- Exercise brief:
Copy the material below word for word, from its first line through the line containing "- map-label-yeongcheon: 영천: [78, 448, 104, 464]", including both of those lines.

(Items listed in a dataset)
********
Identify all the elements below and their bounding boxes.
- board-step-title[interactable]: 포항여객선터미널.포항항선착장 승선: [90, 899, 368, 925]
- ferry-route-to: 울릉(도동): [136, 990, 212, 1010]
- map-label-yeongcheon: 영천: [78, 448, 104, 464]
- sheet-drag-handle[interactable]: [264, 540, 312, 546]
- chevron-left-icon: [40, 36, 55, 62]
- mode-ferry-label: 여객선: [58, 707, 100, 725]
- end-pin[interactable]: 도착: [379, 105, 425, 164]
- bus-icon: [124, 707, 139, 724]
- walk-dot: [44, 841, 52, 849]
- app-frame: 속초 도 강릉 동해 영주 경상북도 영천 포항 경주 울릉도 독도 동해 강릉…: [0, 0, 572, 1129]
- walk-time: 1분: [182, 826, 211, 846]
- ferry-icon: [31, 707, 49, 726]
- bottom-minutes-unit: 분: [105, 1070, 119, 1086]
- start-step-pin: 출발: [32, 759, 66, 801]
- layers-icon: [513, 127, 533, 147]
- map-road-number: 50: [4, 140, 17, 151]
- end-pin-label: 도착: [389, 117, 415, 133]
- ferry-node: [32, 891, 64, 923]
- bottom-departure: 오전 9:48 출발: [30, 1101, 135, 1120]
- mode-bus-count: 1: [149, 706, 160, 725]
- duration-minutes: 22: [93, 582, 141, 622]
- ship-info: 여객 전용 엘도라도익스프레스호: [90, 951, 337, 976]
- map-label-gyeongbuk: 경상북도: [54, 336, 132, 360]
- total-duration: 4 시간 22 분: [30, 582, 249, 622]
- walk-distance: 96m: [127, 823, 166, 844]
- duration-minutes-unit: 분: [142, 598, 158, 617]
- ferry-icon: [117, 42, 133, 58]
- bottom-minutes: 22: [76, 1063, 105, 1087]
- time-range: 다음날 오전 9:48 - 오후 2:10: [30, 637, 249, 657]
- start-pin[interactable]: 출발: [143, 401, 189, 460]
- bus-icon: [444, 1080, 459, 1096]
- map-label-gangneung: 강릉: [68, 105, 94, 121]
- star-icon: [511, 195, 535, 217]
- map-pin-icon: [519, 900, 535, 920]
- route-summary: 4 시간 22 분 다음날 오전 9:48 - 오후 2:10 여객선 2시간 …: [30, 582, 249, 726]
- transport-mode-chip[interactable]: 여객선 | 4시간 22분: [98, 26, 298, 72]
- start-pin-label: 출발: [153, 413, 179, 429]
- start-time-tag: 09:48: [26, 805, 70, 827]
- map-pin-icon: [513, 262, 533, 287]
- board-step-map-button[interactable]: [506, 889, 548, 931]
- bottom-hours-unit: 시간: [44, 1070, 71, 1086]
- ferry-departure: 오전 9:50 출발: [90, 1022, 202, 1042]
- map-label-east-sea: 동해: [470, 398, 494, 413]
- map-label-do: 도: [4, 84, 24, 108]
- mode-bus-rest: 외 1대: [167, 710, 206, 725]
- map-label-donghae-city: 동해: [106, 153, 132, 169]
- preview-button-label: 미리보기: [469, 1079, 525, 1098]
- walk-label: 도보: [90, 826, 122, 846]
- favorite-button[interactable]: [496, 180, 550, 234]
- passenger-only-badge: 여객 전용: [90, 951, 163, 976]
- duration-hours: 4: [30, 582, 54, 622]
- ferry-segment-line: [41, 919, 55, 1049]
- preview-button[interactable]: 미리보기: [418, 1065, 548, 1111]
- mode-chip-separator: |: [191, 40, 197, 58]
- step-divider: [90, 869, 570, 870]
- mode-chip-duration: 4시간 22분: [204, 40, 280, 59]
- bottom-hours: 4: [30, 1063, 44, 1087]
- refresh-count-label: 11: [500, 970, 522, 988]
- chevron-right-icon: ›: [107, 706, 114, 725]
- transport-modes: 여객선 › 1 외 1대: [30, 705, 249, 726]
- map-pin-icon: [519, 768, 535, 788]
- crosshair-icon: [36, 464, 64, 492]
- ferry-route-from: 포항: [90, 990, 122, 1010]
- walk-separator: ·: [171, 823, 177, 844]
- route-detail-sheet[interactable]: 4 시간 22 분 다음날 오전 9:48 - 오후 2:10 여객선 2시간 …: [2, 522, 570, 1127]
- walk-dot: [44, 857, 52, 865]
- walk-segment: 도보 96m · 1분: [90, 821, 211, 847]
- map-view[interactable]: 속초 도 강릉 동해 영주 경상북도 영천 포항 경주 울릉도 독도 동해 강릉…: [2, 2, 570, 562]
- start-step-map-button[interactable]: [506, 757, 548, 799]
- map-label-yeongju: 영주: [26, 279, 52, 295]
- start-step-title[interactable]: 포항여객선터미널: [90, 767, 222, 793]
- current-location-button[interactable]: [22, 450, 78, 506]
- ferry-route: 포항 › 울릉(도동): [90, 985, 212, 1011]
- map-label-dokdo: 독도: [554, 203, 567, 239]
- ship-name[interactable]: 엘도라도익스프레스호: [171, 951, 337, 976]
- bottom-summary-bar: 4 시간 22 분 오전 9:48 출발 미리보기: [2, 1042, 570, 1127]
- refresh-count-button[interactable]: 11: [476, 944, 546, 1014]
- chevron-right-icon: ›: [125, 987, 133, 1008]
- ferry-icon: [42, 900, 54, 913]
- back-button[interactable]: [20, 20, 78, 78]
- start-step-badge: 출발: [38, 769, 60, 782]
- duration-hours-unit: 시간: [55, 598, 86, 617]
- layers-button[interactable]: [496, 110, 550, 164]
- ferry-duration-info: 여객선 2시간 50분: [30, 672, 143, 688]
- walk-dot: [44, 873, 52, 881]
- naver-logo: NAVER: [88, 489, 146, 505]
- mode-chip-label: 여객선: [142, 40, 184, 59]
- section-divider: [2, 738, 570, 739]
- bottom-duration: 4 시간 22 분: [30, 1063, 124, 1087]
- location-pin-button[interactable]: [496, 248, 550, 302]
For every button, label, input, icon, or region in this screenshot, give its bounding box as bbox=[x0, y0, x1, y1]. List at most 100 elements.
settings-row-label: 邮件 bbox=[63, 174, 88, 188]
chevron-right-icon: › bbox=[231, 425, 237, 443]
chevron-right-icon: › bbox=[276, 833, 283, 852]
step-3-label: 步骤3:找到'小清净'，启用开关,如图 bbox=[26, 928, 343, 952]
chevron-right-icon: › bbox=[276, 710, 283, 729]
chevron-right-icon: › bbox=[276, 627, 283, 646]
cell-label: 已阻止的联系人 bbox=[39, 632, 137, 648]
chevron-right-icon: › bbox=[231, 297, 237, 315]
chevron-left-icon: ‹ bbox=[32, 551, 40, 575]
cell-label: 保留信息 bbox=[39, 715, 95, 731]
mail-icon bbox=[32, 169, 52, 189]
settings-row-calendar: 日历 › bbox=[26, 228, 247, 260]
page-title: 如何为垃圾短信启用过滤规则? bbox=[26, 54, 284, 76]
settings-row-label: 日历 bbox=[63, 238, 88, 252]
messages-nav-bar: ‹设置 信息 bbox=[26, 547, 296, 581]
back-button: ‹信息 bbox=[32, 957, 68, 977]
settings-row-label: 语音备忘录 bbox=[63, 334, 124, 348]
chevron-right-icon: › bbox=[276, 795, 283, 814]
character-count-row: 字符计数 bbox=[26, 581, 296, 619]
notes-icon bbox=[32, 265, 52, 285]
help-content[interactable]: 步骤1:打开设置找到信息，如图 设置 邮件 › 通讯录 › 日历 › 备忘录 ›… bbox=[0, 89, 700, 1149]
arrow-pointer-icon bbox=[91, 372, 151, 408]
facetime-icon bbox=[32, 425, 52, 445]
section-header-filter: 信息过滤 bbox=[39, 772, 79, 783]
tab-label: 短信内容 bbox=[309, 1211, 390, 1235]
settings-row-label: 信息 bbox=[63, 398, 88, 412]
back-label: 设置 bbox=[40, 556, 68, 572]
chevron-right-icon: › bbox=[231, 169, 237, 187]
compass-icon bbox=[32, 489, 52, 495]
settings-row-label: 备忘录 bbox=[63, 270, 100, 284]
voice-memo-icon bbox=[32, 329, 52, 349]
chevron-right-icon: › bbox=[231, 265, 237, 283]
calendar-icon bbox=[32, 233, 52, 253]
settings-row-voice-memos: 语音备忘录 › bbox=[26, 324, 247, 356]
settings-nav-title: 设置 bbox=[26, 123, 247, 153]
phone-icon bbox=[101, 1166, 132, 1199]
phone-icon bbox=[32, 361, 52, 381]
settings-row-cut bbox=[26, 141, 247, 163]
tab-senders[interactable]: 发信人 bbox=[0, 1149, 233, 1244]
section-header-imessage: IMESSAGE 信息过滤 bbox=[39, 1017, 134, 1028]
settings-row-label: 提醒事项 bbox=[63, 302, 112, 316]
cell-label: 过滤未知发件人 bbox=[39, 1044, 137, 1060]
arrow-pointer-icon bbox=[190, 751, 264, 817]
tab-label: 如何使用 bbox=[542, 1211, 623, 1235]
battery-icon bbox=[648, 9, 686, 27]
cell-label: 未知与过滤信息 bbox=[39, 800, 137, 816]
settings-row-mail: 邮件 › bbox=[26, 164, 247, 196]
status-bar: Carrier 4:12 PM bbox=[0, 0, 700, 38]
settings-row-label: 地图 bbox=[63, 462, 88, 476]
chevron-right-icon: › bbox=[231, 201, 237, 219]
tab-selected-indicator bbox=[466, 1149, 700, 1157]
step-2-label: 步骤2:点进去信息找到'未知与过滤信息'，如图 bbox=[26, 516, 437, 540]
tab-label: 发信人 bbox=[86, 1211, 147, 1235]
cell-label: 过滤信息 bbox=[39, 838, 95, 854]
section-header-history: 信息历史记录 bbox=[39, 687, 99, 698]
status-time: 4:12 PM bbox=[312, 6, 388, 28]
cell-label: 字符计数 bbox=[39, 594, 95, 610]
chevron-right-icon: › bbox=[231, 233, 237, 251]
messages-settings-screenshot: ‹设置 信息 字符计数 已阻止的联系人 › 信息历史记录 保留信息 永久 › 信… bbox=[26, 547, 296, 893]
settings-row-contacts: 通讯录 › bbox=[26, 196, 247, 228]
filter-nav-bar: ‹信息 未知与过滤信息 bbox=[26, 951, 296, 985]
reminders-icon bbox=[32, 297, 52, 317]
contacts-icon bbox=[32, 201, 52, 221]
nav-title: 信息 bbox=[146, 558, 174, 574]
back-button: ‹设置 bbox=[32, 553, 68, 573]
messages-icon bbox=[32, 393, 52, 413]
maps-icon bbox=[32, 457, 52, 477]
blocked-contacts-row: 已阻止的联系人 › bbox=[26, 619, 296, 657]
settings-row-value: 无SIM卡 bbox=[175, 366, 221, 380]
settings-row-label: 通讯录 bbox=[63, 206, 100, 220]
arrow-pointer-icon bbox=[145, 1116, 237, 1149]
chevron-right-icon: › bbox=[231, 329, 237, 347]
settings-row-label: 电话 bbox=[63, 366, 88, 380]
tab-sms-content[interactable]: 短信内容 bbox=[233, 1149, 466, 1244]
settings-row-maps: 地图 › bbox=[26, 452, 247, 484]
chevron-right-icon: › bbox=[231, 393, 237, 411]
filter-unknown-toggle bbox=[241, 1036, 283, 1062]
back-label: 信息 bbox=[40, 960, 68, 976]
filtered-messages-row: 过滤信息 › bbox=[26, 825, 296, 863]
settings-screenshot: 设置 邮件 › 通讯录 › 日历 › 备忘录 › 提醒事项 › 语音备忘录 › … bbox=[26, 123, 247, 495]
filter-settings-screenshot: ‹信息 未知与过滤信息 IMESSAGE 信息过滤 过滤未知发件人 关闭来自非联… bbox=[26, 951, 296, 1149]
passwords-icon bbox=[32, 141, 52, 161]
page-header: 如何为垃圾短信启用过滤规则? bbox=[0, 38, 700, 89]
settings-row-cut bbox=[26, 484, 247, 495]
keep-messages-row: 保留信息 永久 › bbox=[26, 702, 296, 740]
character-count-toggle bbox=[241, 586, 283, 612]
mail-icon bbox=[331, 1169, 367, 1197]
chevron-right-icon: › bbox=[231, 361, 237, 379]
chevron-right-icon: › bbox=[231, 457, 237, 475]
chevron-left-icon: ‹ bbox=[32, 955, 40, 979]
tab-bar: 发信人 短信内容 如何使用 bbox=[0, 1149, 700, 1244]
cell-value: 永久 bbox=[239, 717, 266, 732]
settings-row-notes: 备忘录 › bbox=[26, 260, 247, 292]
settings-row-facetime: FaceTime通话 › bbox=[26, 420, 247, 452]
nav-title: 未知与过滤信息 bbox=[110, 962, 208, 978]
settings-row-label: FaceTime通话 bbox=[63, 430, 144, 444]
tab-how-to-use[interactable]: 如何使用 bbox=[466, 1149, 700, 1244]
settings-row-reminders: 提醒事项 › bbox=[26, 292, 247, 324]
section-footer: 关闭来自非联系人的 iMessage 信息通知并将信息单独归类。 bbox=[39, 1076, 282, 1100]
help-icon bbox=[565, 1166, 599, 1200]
********
- Output for this task:
Identify all the elements below and their bounding boxes.
- board-step-title[interactable]: 포항여객선터미널.포항항선착장 승선: [90, 899, 368, 925]
- ferry-route-to: 울릉(도동): [136, 990, 212, 1010]
- map-label-yeongcheon: 영천: [78, 448, 104, 464]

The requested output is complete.